CHLOROPHYLL FLUORESCENCE TO SCORE FINGER MILLET BLAST DISEASE USING MACHINE LEARNING MODEL IN EASTERN AFRICA
Abstract
Finger millet blast disease caused by filamentous fungus Magnaporthe oryzae is the most
economically significant constraint to finger millet production worldwide causing up to 90%
of yield losses. Visual identification of blast disease is time-consuming and requires highly
skilled personnel to understand, analyze the symptoms and score the disease. The limitation of
visual scoring has necessitated an urgent need to deploy machine learning techniques that can
detect and classify the disease at an early stage. Early diagnosis and accurate identification of
blast disease can control the spread of infection ensuring its efficient production, which
underpins food security in semi-arid areas of the world. To address this challenge, this study
aimed to deploy a machine-learning model based on chlorophyll fluorescence (Chl-F) and
blast-infected images to aid in accurate blast detection. One hundred and forty-three finger
millet varieties from eastern Africa were planted at Maseno University, Kenya. Chlorophyll
fluorescence for healthy, control and infected finger millet varieties was measured using a
handheld device MultispeQ. Images (795) of healthy and diseased leaves were captured using
a smartphone and uploaded to PhotosynQ app. Convolutional Neural Networks (CNN),
Support Vector Machines (SVM) and Random Forests machine learning models were used for
blast disease prediction. Chl-F levels reduced as the blast disease progress on finger millet
leaves. Modeling the leaf parameters like leaf thickness, relative chlorophyll, leaf angle, leaf
ambient temperatures and chlorophyll fluorescence showed that SVM had an F1-score of 76
percent in predicting blast scores compared to other supervised models. CNN classified the
images as healthy with an F1 score of 89 percent, blast score of one (0.00perent), blast score of
two (25 percent), blast score of three (25 percent), blast score of four (29 percent), and a blast
of score five (44 percent). The findings from the study demonstrate the effectiveness of Chl-F
as a key feature in the prediction of blast disease score levels on finger millet leaves. The study
further demonstrated the necessity to adopt technology such as deep learning models to aid in
detecting and classifying the presence of blast disease in finger millet leaves.

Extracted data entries
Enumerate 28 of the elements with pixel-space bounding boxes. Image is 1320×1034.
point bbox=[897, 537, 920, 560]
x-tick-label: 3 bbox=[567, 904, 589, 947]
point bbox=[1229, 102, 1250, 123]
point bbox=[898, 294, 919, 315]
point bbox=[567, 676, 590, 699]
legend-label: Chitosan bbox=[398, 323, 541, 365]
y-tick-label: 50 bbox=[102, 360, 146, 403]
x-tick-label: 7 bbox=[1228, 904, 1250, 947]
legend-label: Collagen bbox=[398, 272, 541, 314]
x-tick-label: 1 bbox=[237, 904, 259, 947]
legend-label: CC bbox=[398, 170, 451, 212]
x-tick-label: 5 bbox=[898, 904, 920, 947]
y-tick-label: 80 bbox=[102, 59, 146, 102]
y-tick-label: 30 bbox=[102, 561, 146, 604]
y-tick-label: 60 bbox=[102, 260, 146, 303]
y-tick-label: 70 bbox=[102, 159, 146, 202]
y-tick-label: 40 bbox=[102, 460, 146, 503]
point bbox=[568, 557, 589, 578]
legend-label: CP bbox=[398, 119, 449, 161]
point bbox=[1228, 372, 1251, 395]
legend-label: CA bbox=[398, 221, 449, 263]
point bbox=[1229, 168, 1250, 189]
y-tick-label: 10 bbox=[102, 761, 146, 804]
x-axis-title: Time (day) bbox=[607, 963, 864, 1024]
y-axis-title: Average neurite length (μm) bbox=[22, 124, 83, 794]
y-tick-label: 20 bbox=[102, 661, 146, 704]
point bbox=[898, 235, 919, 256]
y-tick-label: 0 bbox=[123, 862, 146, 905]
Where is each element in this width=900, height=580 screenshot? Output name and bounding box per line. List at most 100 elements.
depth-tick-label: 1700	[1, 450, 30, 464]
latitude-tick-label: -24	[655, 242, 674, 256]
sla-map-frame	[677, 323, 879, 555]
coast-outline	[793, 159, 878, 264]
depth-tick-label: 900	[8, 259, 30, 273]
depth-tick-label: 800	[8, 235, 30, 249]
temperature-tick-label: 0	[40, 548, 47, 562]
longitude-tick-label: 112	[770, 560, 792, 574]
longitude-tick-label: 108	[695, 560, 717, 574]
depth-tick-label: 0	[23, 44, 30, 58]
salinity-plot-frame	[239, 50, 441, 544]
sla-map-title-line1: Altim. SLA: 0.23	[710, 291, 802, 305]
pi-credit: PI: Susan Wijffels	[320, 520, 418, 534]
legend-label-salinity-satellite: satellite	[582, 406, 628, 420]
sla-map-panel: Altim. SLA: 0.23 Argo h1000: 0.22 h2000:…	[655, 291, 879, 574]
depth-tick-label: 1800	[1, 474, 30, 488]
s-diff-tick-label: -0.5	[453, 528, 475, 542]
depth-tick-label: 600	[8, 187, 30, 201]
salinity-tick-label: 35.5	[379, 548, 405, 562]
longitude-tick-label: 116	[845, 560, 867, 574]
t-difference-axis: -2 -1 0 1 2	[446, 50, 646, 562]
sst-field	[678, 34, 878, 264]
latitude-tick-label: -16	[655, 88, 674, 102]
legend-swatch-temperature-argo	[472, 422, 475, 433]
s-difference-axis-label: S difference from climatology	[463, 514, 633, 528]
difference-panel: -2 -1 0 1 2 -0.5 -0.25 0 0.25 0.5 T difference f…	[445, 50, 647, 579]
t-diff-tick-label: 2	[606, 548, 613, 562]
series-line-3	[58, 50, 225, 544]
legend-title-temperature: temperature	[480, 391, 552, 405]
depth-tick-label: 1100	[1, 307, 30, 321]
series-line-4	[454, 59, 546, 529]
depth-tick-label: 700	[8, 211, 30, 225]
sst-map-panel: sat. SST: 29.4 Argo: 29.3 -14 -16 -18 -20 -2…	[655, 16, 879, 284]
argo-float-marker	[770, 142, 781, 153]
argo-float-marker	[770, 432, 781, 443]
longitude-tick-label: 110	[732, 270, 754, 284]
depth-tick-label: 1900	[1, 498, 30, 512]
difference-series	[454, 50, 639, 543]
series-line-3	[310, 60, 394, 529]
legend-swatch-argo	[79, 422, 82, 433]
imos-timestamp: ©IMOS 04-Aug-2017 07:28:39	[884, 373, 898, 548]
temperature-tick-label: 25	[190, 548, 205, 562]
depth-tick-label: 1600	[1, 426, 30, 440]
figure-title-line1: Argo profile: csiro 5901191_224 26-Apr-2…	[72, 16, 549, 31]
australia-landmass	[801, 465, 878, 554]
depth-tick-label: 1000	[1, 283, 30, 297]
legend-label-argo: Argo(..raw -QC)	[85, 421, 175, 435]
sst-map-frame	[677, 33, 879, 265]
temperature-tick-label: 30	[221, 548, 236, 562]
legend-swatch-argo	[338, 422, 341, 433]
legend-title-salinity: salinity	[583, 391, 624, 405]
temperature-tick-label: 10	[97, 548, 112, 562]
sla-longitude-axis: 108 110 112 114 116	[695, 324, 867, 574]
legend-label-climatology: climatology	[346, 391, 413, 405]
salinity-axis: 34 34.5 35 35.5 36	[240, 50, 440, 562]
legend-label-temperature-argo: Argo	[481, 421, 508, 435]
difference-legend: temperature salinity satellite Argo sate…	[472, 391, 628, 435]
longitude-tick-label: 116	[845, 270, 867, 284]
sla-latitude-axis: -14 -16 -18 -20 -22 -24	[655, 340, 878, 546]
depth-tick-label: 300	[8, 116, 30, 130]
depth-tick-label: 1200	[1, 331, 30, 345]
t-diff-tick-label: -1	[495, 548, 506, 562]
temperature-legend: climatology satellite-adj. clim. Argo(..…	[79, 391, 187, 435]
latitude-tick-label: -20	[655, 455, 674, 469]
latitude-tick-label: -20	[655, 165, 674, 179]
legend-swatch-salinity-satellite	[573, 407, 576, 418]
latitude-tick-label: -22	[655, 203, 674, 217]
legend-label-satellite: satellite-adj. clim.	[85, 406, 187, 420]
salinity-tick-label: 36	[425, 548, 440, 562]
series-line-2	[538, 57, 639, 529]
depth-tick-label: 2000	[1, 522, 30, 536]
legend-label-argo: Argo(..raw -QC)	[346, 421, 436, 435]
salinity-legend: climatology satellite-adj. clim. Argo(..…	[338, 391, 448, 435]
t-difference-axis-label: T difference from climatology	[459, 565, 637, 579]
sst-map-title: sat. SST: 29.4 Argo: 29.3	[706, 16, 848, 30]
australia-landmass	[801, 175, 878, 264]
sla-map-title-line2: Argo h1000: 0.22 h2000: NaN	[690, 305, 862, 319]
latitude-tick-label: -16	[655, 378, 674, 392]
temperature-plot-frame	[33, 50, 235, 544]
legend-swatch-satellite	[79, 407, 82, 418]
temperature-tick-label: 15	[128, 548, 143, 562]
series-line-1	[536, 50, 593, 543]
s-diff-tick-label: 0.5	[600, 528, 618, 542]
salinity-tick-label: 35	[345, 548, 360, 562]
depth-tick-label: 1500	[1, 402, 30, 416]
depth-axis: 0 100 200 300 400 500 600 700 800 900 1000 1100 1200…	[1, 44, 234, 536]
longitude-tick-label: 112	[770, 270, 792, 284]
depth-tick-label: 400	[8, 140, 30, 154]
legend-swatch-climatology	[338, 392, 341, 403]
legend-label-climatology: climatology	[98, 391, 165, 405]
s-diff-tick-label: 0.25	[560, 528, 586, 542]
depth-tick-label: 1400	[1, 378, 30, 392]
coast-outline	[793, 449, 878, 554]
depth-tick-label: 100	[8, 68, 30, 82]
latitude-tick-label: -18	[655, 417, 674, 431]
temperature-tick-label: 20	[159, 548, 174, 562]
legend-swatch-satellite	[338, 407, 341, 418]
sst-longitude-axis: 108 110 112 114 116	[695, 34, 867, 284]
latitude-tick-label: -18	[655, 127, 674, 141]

● TASK:
Using the finger millet blast disease abstract, answer these questions briefly:
1. What fungus causes finger millet blast disease?
2. What handheld device was used to measure chlorophyll fluorescence?
3. Which model had an F1-score of 76 percent in predicting blast scores?

● TASK ANSWER:
1. The filamentous fungus Magnaporthe oryzae.
2. MultispeQ.
3. Support Vector Machines (SVM).